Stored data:

──────────────────────────────

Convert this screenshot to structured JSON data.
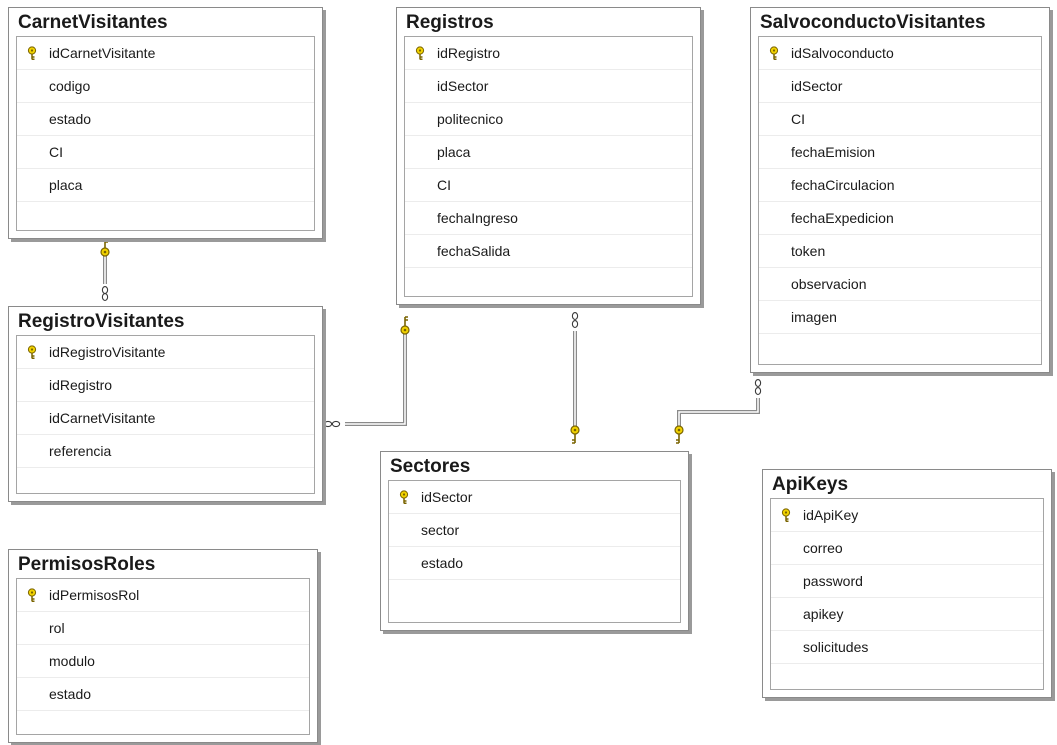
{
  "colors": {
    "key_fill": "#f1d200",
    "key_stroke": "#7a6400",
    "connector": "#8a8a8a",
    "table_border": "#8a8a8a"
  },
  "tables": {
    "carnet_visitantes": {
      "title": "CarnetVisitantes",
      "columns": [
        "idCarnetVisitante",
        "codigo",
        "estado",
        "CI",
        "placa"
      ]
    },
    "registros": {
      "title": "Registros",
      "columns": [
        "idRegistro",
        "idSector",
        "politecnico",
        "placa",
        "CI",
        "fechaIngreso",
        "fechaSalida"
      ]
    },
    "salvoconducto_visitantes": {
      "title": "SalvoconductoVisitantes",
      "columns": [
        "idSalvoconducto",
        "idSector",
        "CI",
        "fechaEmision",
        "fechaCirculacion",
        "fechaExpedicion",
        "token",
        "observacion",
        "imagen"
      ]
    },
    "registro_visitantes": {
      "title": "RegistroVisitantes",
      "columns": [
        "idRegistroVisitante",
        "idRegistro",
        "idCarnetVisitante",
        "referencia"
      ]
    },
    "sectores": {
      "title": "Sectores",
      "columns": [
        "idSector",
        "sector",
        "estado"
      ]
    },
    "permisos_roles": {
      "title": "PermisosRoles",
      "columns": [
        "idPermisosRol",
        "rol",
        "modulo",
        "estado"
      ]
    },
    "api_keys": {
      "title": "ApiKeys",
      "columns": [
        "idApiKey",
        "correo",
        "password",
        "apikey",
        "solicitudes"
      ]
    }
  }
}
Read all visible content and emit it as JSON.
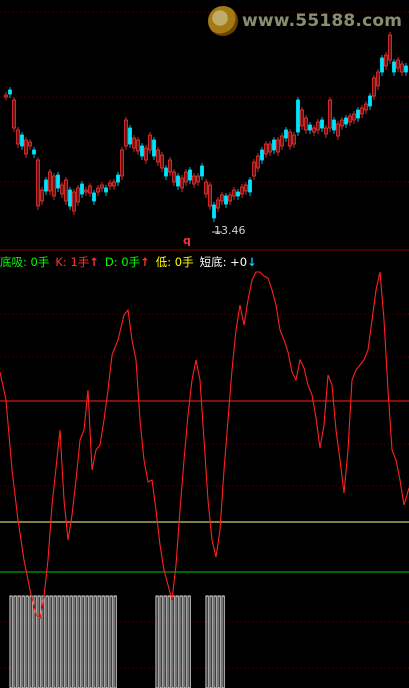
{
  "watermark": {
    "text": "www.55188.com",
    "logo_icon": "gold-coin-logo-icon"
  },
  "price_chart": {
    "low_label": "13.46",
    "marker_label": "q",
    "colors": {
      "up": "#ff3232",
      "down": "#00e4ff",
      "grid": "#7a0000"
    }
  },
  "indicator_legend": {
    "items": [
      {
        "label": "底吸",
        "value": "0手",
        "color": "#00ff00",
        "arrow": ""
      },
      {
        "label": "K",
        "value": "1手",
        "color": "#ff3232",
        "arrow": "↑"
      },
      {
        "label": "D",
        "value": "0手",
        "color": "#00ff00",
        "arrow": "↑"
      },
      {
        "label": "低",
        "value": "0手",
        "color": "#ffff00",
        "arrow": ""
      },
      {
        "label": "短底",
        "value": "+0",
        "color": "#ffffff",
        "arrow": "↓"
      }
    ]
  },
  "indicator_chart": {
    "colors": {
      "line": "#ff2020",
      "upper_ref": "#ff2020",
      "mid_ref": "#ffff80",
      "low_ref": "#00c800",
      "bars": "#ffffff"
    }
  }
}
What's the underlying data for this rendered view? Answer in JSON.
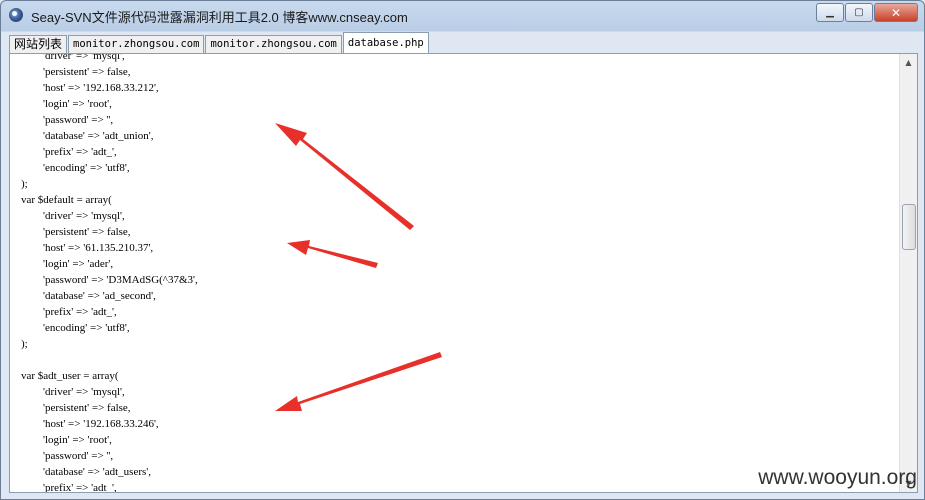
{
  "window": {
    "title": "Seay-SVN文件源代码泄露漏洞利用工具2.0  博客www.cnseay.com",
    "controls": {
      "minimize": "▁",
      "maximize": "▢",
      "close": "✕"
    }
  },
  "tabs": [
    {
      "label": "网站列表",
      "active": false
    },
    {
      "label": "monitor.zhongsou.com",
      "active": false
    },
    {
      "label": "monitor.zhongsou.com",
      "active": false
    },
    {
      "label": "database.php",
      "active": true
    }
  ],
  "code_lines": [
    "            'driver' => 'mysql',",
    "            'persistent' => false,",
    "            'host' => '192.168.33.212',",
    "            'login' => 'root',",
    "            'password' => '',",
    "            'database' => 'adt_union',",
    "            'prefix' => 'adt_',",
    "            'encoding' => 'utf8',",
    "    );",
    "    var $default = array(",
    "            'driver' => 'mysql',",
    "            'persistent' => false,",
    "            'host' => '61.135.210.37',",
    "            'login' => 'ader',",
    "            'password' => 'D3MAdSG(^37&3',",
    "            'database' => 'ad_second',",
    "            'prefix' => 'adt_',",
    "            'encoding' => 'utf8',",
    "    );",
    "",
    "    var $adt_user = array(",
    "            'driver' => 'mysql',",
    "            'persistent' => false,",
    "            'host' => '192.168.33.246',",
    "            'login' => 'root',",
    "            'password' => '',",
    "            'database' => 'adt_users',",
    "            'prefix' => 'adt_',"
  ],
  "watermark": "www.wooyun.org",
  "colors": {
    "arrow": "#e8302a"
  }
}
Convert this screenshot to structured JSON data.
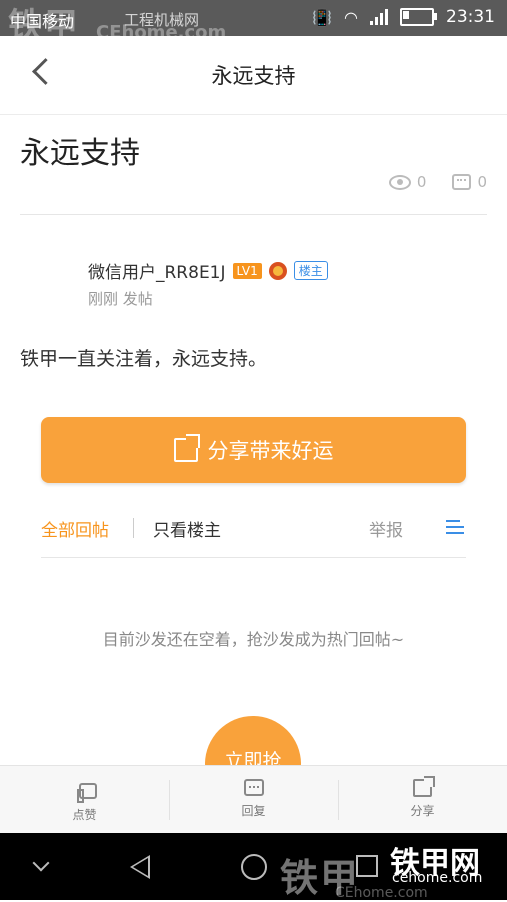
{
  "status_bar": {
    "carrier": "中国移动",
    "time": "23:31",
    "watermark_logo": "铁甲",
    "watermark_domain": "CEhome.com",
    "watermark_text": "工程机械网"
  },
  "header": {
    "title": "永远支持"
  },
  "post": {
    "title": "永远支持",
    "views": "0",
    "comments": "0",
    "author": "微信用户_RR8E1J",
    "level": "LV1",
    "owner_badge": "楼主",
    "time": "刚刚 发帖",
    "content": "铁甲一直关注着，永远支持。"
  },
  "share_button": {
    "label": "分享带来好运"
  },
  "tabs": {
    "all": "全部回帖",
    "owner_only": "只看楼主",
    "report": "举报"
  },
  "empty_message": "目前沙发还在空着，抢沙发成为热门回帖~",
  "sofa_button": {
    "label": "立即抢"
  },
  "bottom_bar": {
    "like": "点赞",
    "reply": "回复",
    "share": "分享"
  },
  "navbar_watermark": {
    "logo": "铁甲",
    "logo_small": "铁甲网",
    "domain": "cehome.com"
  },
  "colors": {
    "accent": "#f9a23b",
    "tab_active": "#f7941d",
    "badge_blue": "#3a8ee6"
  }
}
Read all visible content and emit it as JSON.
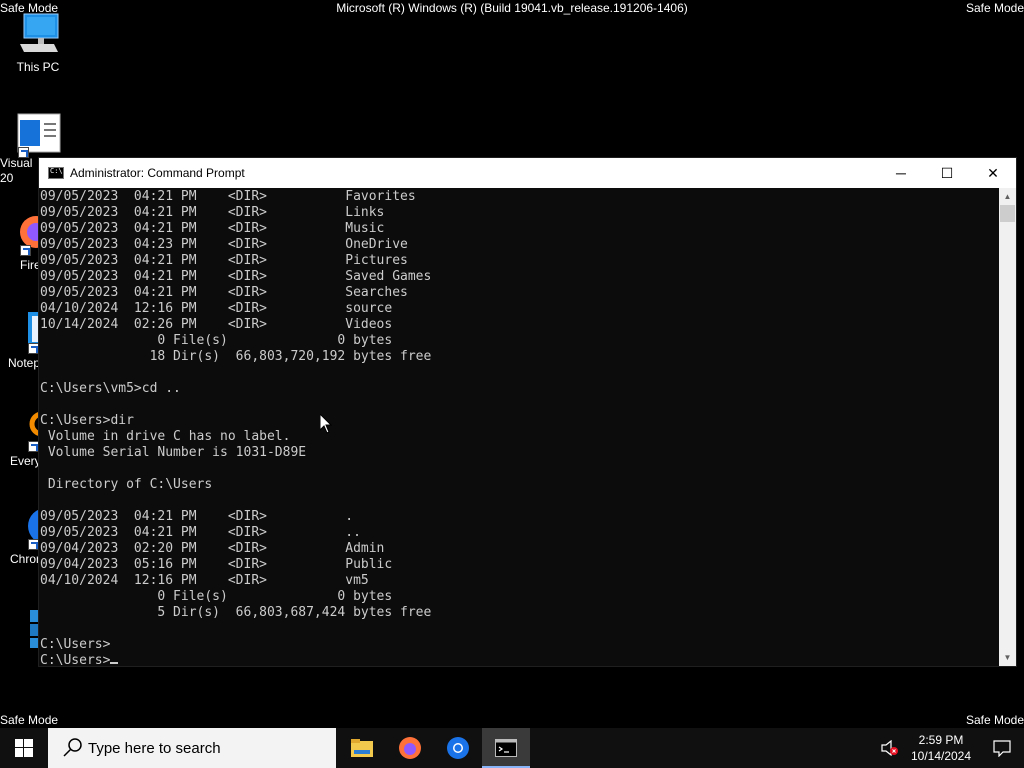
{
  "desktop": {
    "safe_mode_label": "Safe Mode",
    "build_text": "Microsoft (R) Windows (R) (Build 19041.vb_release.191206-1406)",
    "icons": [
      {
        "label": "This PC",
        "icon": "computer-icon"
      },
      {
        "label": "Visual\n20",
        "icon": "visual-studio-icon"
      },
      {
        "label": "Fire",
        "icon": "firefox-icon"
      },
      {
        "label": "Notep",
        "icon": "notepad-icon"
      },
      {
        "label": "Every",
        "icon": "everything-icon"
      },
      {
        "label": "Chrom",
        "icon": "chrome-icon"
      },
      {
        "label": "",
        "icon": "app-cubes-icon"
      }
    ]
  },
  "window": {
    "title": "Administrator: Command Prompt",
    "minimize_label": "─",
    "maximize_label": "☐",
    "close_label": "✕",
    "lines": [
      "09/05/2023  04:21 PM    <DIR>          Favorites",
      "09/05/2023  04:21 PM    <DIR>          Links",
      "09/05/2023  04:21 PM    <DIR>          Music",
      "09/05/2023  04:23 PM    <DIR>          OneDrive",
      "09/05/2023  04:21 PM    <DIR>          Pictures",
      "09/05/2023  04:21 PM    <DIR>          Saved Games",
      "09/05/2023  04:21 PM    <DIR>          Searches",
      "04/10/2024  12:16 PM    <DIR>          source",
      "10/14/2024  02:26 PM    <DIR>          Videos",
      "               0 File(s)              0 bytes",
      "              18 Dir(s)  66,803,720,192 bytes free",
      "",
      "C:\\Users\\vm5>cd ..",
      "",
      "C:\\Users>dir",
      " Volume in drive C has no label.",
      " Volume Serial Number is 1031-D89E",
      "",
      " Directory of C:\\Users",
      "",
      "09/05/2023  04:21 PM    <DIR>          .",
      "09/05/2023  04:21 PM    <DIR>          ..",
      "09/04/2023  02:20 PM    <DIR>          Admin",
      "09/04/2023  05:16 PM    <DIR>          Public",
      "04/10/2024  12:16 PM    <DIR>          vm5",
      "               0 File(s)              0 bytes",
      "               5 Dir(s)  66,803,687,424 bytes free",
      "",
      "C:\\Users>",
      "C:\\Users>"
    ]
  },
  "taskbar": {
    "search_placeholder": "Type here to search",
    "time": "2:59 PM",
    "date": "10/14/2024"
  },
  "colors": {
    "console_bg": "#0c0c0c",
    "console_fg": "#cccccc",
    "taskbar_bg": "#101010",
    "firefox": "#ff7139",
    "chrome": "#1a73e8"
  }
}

──────────────────────────────

● **Direction**
Copy out every line from the data above that has "database" in it.

● **In response**
      "label": "database.php",
    "            'database' => 'adt_union',",
    "            'database' => 'ad_second',",
    "            'database' => 'adt_users',",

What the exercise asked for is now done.